Extracts from a graphics dataset

— BEGIN —

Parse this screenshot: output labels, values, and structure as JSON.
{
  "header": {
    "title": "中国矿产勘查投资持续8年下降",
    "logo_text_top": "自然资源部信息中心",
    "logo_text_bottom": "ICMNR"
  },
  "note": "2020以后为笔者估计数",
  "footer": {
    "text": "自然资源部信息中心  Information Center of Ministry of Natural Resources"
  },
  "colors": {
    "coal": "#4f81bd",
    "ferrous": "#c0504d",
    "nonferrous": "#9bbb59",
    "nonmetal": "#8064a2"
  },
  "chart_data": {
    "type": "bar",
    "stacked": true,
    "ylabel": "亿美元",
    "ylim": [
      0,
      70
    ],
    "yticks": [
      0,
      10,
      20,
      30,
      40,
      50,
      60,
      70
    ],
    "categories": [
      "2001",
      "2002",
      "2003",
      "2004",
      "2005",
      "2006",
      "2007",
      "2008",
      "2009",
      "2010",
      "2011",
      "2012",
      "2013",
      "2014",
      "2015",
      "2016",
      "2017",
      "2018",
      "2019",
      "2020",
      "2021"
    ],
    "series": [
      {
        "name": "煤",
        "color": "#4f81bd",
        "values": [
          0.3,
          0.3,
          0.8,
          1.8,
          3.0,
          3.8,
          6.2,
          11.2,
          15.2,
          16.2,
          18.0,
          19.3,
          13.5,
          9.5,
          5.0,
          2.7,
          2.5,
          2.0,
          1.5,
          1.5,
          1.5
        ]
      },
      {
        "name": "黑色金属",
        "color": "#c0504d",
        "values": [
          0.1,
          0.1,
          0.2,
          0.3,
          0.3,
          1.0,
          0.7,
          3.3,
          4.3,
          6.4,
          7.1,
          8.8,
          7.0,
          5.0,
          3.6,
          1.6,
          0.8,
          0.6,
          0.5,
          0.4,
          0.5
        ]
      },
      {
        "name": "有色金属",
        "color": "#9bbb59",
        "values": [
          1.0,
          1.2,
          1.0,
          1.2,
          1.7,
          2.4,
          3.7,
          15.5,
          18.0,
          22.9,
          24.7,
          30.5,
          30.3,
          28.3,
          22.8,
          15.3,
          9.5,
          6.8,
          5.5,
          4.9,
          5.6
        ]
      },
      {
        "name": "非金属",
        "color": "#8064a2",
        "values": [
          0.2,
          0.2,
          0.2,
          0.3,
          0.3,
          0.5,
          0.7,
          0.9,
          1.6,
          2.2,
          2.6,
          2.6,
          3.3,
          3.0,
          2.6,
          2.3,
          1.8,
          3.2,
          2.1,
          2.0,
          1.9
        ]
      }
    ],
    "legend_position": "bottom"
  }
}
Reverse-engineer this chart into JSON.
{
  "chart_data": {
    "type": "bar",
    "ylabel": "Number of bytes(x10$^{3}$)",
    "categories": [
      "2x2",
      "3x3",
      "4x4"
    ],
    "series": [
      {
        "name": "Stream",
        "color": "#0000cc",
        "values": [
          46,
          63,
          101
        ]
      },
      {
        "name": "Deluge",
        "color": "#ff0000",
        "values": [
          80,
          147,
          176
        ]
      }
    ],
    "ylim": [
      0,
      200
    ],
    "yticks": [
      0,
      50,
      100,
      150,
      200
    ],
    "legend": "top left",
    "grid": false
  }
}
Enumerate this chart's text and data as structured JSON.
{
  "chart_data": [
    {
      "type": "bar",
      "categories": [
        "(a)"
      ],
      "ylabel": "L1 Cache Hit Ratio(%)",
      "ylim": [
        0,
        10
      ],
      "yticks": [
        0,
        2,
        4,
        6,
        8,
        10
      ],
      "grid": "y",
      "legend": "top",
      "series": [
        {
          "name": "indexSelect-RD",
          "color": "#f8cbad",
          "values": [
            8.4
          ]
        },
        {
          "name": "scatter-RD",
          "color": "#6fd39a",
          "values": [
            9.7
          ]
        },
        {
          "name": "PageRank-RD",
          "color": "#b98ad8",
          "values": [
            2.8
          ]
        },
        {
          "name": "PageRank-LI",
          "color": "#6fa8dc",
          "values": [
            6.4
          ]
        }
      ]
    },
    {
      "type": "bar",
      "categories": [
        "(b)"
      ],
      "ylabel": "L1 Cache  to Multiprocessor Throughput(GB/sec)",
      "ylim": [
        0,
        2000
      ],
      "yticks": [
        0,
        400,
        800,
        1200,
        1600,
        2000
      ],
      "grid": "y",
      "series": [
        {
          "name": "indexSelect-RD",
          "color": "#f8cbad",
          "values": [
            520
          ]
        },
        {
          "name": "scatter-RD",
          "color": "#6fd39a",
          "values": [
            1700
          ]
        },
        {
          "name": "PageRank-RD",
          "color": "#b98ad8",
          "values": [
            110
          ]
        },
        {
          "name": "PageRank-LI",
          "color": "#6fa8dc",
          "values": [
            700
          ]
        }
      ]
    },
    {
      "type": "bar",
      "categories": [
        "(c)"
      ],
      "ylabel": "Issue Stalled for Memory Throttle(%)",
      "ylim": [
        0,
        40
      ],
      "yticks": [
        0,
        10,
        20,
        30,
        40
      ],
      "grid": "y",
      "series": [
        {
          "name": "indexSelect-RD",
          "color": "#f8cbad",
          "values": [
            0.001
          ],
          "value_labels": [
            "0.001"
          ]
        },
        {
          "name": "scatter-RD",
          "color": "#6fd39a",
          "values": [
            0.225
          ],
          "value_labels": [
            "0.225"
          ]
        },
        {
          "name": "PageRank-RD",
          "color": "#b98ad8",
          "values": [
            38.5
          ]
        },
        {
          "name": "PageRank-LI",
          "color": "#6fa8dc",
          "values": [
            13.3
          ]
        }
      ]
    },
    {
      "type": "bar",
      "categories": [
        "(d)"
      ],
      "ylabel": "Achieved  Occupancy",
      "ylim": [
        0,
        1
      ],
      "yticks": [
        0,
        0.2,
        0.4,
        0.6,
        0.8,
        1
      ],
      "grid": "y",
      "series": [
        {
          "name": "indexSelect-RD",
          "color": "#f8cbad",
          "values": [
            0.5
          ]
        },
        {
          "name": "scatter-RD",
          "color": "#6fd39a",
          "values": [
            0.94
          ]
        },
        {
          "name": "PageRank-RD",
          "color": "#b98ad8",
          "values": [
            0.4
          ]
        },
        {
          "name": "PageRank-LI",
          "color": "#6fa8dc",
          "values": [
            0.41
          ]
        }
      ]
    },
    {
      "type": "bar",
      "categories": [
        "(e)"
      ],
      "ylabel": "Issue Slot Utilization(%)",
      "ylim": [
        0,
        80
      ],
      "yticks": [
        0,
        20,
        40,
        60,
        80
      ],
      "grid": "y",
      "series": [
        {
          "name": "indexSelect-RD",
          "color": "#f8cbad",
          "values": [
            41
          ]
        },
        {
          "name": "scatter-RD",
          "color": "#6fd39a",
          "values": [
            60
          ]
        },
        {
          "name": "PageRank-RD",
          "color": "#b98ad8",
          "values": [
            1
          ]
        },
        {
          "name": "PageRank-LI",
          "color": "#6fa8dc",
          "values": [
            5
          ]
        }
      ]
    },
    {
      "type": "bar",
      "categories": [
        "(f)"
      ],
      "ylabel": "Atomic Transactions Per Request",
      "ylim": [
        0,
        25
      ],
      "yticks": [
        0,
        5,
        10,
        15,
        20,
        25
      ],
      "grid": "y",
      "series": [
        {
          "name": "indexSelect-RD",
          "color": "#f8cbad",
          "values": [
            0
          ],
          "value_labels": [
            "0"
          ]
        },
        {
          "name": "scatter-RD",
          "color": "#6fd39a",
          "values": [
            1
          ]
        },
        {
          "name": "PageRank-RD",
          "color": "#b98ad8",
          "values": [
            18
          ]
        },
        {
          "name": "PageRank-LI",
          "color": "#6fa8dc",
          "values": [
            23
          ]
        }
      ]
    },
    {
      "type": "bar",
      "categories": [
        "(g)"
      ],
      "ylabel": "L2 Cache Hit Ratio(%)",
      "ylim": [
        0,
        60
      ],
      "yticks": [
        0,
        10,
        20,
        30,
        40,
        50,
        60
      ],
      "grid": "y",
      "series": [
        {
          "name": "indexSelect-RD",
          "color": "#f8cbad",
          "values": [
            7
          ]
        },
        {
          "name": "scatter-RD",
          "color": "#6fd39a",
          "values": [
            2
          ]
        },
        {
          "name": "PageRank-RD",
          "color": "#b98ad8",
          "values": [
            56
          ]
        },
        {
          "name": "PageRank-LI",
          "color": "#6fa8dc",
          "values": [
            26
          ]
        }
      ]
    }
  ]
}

— END —

_Exercise requirements_
Of the lines above, how many hold the string "this"? Answer with only the number.

_Final result_
3